▸ **Task goal**:
Look at the entries below and reproduce them exactly.

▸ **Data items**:
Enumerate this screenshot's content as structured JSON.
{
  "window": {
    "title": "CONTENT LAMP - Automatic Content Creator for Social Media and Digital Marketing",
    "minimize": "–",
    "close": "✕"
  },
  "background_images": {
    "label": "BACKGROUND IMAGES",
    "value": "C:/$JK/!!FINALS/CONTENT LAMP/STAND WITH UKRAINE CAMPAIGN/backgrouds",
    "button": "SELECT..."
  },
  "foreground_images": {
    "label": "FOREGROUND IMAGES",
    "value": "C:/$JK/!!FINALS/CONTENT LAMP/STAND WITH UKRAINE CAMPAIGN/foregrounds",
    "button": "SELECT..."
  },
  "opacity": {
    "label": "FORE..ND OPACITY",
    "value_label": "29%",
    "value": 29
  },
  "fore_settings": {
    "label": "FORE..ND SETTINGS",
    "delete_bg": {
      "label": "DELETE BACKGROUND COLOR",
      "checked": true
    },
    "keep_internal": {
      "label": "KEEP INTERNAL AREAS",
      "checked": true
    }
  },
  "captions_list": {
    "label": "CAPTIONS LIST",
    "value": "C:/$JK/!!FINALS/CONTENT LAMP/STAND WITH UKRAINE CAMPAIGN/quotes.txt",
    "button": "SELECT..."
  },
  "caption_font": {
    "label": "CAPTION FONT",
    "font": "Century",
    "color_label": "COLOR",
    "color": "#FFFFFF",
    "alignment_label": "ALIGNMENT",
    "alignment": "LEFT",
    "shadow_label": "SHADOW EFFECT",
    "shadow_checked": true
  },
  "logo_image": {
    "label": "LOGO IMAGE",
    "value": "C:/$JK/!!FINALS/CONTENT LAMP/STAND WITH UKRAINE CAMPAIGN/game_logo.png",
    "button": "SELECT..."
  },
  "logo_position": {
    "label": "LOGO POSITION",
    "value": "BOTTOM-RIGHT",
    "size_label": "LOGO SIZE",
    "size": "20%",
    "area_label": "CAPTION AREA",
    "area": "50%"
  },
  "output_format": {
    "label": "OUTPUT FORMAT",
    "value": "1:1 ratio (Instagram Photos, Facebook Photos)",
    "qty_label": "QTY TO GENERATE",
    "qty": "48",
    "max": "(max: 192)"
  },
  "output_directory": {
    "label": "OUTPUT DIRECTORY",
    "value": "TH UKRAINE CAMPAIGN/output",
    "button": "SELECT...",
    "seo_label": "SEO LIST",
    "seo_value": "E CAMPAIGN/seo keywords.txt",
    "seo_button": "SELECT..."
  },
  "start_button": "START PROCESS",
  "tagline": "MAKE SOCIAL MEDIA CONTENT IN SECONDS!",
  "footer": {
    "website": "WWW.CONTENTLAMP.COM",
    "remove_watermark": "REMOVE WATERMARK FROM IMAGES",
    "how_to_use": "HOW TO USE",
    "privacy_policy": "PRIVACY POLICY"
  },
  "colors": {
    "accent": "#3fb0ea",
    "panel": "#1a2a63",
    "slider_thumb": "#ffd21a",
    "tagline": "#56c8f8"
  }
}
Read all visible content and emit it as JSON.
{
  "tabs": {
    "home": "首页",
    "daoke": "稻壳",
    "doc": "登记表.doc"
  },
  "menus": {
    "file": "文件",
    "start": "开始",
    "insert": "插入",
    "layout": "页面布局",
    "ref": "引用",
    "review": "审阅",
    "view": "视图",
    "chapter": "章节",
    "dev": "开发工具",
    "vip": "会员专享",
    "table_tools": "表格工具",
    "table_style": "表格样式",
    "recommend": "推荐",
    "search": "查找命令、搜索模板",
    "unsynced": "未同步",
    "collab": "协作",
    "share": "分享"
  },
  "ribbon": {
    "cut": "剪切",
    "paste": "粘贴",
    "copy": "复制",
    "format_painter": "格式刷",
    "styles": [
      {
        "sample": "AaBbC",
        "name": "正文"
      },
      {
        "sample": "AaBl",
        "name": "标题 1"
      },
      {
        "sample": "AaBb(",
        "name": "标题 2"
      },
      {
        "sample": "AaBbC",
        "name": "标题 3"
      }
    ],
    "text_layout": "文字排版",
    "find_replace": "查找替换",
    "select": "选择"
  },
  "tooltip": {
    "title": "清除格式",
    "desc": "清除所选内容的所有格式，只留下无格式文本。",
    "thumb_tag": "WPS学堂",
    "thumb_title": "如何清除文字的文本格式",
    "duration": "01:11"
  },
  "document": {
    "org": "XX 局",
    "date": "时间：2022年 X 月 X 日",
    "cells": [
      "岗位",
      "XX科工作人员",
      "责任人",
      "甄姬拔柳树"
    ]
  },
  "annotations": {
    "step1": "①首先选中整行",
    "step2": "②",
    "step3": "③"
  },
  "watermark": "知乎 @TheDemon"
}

▸ **Expected answer**:
Enumerate this screenshot's content as structured JSON.
{
  "window": {
    "title": "CONTENT LAMP - Automatic Content Creator for Social Media and Digital Marketing",
    "minimize": "–",
    "close": "✕"
  },
  "background_images": {
    "label": "BACKGROUND IMAGES",
    "value": "C:/$JK/!!FINALS/CONTENT LAMP/STAND WITH UKRAINE CAMPAIGN/backgrouds",
    "button": "SELECT..."
  },
  "foreground_images": {
    "label": "FOREGROUND IMAGES",
    "value": "C:/$JK/!!FINALS/CONTENT LAMP/STAND WITH UKRAINE CAMPAIGN/foregrounds",
    "button": "SELECT..."
  },
  "opacity": {
    "label": "FORE..ND OPACITY",
    "value_label": "29%",
    "value": 29
  },
  "fore_settings": {
    "label": "FORE..ND SETTINGS",
    "delete_bg": {
      "label": "DELETE BACKGROUND COLOR",
      "checked": true
    },
    "keep_internal": {
      "label": "KEEP INTERNAL AREAS",
      "checked": true
    }
  },
  "captions_list": {
    "label": "CAPTIONS LIST",
    "value": "C:/$JK/!!FINALS/CONTENT LAMP/STAND WITH UKRAINE CAMPAIGN/quotes.txt",
    "button": "SELECT..."
  },
  "caption_font": {
    "label": "CAPTION FONT",
    "font": "Century",
    "color_label": "COLOR",
    "color": "#FFFFFF",
    "alignment_label": "ALIGNMENT",
    "alignment": "LEFT",
    "shadow_label": "SHADOW EFFECT",
    "shadow_checked": true
  },
  "logo_image": {
    "label": "LOGO IMAGE",
    "value": "C:/$JK/!!FINALS/CONTENT LAMP/STAND WITH UKRAINE CAMPAIGN/game_logo.png",
    "button": "SELECT..."
  },
  "logo_position": {
    "label": "LOGO POSITION",
    "value": "BOTTOM-RIGHT",
    "size_label": "LOGO SIZE",
    "size": "20%",
    "area_label": "CAPTION AREA",
    "area": "50%"
  },
  "output_format": {
    "label": "OUTPUT FORMAT",
    "value": "1:1 ratio (Instagram Photos, Facebook Photos)",
    "qty_label": "QTY TO GENERATE",
    "qty": "48",
    "max": "(max: 192)"
  },
  "output_directory": {
    "label": "OUTPUT DIRECTORY",
    "value": "TH UKRAINE CAMPAIGN/output",
    "button": "SELECT...",
    "seo_label": "SEO LIST",
    "seo_value": "E CAMPAIGN/seo keywords.txt",
    "seo_button": "SELECT..."
  },
  "start_button": "START PROCESS",
  "tagline": "MAKE SOCIAL MEDIA CONTENT IN SECONDS!",
  "footer": {
    "website": "WWW.CONTENTLAMP.COM",
    "remove_watermark": "REMOVE WATERMARK FROM IMAGES",
    "how_to_use": "HOW TO USE",
    "privacy_policy": "PRIVACY POLICY"
  },
  "colors": {
    "accent": "#3fb0ea",
    "panel": "#1a2a63",
    "slider_thumb": "#ffd21a",
    "tagline": "#56c8f8"
  }
}
Read all visible content and emit it as JSON.
{
  "tabs": {
    "home": "首页",
    "daoke": "稻壳",
    "doc": "登记表.doc"
  },
  "menus": {
    "file": "文件",
    "start": "开始",
    "insert": "插入",
    "layout": "页面布局",
    "ref": "引用",
    "review": "审阅",
    "view": "视图",
    "chapter": "章节",
    "dev": "开发工具",
    "vip": "会员专享",
    "table_tools": "表格工具",
    "table_style": "表格样式",
    "recommend": "推荐",
    "search": "查找命令、搜索模板",
    "unsynced": "未同步",
    "collab": "协作",
    "share": "分享"
  },
  "ribbon": {
    "cut": "剪切",
    "paste": "粘贴",
    "copy": "复制",
    "format_painter": "格式刷",
    "styles": [
      {
        "sample": "AaBbC",
        "name": "正文"
      },
      {
        "sample": "AaBl",
        "name": "标题 1"
      },
      {
        "sample": "AaBb(",
        "name": "标题 2"
      },
      {
        "sample": "AaBbC",
        "name": "标题 3"
      }
    ],
    "text_layout": "文字排版",
    "find_replace": "查找替换",
    "select": "选择"
  },
  "tooltip": {
    "title": "清除格式",
    "desc": "清除所选内容的所有格式，只留下无格式文本。",
    "thumb_tag": "WPS学堂",
    "thumb_title": "如何清除文字的文本格式",
    "duration": "01:11"
  },
  "document": {
    "org": "XX 局",
    "date": "时间：2022年 X 月 X 日",
    "cells": [
      "岗位",
      "XX科工作人员",
      "责任人",
      "甄姬拔柳树"
    ]
  },
  "annotations": {
    "step1": "①首先选中整行",
    "step2": "②",
    "step3": "③"
  },
  "watermark": "知乎 @TheDemon"
}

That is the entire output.